Saved data entries:
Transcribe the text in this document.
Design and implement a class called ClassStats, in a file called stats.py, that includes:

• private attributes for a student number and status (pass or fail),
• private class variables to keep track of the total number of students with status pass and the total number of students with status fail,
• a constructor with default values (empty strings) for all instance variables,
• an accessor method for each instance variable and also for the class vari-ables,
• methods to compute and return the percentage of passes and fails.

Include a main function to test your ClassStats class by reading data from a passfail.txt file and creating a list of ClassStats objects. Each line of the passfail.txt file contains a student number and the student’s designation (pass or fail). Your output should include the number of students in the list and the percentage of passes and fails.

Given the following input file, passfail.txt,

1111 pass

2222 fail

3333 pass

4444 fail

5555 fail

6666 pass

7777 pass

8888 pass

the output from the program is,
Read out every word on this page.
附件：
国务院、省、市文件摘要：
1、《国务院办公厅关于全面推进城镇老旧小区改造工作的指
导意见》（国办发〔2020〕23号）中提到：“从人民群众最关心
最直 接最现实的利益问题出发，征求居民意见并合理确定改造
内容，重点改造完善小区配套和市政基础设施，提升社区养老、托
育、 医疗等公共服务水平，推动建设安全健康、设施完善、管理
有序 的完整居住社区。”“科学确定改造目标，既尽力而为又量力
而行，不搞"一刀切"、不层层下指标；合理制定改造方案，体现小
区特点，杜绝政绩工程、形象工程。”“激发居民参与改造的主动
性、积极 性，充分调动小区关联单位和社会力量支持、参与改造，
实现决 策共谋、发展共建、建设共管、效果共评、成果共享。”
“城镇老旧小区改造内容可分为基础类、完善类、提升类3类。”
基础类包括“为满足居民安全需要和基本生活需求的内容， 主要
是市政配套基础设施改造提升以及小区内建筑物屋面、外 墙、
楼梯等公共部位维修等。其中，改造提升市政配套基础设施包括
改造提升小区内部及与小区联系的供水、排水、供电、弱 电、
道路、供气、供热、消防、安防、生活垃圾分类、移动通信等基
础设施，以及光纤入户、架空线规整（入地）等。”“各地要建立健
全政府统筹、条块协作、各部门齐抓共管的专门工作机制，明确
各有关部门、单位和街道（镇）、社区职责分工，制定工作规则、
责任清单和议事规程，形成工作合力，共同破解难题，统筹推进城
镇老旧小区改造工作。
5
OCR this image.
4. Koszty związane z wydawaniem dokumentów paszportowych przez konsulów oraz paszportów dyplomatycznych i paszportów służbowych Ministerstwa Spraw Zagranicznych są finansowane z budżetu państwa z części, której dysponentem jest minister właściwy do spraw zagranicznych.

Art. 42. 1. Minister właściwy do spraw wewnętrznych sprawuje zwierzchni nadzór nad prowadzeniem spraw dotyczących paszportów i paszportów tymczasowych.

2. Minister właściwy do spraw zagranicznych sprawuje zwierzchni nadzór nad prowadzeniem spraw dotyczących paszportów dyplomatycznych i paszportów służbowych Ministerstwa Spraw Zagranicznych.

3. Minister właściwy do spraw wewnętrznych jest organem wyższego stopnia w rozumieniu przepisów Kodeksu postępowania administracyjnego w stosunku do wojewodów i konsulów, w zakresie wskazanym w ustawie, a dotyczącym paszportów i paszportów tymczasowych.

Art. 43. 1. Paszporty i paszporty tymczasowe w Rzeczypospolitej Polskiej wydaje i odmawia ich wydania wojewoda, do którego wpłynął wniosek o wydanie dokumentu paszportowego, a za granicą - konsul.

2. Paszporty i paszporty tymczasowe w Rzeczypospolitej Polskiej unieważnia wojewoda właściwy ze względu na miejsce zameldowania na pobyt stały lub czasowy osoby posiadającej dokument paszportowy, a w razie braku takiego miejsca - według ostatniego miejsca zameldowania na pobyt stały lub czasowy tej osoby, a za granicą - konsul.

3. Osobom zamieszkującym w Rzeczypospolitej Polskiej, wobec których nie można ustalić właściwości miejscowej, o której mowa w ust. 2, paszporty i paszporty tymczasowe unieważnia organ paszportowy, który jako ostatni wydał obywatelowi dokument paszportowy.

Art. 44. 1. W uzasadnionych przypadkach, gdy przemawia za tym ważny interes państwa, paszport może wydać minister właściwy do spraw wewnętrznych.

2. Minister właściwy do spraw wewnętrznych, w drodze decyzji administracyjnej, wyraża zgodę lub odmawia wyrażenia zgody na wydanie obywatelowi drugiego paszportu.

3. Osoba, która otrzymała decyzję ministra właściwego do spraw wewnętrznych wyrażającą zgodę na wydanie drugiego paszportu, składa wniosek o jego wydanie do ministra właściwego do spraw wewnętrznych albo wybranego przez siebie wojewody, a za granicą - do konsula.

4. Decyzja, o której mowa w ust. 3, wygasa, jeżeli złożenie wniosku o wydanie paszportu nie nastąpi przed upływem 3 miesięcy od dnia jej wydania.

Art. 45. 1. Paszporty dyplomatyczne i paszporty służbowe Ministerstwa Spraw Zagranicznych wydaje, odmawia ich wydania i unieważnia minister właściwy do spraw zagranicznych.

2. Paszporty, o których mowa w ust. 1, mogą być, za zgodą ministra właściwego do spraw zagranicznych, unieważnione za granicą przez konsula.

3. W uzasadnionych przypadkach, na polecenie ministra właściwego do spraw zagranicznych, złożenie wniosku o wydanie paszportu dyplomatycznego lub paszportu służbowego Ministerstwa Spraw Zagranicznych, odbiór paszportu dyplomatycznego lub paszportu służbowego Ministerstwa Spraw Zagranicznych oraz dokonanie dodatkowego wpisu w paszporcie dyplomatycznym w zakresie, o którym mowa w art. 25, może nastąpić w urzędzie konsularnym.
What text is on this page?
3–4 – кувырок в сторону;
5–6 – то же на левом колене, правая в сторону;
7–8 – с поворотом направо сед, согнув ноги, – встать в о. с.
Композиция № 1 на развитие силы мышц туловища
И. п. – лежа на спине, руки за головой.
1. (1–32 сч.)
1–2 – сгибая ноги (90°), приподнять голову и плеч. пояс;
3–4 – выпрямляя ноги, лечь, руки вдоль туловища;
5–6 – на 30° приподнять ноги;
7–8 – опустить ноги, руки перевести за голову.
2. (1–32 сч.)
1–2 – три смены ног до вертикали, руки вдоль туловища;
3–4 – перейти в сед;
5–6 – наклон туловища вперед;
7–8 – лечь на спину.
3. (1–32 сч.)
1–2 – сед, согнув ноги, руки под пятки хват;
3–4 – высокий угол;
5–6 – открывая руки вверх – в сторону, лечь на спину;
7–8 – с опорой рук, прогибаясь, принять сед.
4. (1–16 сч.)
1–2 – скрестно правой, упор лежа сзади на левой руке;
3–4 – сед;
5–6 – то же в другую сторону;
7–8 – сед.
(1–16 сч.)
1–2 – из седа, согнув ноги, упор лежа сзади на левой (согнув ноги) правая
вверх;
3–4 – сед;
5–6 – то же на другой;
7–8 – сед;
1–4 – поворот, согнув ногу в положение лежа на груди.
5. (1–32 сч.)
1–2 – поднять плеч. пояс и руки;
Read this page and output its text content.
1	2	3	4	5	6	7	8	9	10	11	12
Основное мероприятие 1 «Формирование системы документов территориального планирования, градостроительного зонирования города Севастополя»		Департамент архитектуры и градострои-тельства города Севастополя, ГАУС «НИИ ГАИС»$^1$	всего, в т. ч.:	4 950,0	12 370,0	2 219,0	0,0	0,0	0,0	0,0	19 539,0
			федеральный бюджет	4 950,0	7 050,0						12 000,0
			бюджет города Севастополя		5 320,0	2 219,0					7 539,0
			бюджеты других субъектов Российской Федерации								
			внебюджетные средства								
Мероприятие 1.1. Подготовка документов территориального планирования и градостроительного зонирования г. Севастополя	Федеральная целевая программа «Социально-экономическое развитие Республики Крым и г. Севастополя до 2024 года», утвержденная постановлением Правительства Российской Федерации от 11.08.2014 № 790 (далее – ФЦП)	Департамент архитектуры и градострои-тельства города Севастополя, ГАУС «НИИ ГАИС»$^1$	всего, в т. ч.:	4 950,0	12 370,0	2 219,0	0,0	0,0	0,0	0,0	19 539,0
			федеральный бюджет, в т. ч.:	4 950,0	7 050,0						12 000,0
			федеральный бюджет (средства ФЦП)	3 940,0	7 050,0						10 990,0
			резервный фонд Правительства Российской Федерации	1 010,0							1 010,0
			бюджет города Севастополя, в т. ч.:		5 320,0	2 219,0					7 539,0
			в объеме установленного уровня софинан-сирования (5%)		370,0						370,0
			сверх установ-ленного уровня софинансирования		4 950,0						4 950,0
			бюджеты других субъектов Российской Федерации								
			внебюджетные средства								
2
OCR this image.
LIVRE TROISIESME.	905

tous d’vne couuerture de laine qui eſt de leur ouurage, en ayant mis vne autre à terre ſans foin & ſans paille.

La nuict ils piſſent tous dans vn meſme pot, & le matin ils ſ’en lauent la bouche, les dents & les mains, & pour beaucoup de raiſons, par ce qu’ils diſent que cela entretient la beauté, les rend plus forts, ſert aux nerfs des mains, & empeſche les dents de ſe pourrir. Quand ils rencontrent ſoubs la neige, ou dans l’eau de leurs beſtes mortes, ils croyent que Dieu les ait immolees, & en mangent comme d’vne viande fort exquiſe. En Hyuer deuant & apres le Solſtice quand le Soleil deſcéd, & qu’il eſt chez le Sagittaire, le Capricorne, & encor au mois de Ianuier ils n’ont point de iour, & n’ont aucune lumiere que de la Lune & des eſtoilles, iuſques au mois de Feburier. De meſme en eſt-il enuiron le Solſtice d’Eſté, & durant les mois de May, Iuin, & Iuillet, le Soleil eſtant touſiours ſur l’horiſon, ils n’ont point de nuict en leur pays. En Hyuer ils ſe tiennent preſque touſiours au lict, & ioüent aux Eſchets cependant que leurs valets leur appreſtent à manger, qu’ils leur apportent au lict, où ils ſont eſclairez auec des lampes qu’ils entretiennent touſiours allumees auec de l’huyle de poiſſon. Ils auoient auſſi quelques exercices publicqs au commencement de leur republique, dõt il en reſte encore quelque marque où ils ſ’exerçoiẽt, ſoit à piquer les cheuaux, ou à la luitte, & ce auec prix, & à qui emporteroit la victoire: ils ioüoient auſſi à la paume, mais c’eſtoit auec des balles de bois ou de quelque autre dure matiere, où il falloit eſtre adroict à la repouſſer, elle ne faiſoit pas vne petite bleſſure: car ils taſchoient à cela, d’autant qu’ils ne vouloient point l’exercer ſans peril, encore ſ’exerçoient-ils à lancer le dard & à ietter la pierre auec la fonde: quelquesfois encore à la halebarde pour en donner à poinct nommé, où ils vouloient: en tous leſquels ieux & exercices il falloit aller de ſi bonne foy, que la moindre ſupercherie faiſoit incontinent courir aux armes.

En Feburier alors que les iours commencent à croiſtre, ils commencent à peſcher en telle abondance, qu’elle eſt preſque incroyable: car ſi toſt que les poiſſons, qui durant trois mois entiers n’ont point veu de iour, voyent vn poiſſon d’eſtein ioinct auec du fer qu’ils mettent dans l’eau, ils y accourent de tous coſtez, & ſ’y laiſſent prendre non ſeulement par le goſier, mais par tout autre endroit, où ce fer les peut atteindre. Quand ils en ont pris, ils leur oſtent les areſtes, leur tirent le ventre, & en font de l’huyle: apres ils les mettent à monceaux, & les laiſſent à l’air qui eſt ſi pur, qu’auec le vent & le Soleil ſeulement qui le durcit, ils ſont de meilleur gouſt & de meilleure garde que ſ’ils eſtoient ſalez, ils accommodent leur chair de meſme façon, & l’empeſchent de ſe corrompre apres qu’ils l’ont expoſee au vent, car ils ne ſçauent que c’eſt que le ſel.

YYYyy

Brief:
List every line in the records above that contains the word "wydaje".

Written response:
Art. 43. 1. Paszporty i paszporty tymczasowe w Rzeczypospolitej Polskiej wydaje i odmawia ich wydania wojewoda, do którego wpłynął wniosek o wydanie dokumentu paszportowego, a za granicą - konsul.
Art. 45. 1. Paszporty dyplomatyczne i paszporty służbowe Ministerstwa Spraw Zagranicznych wydaje, odmawia ich wydania i unieważnia minister właściwy do spraw zagranicznych.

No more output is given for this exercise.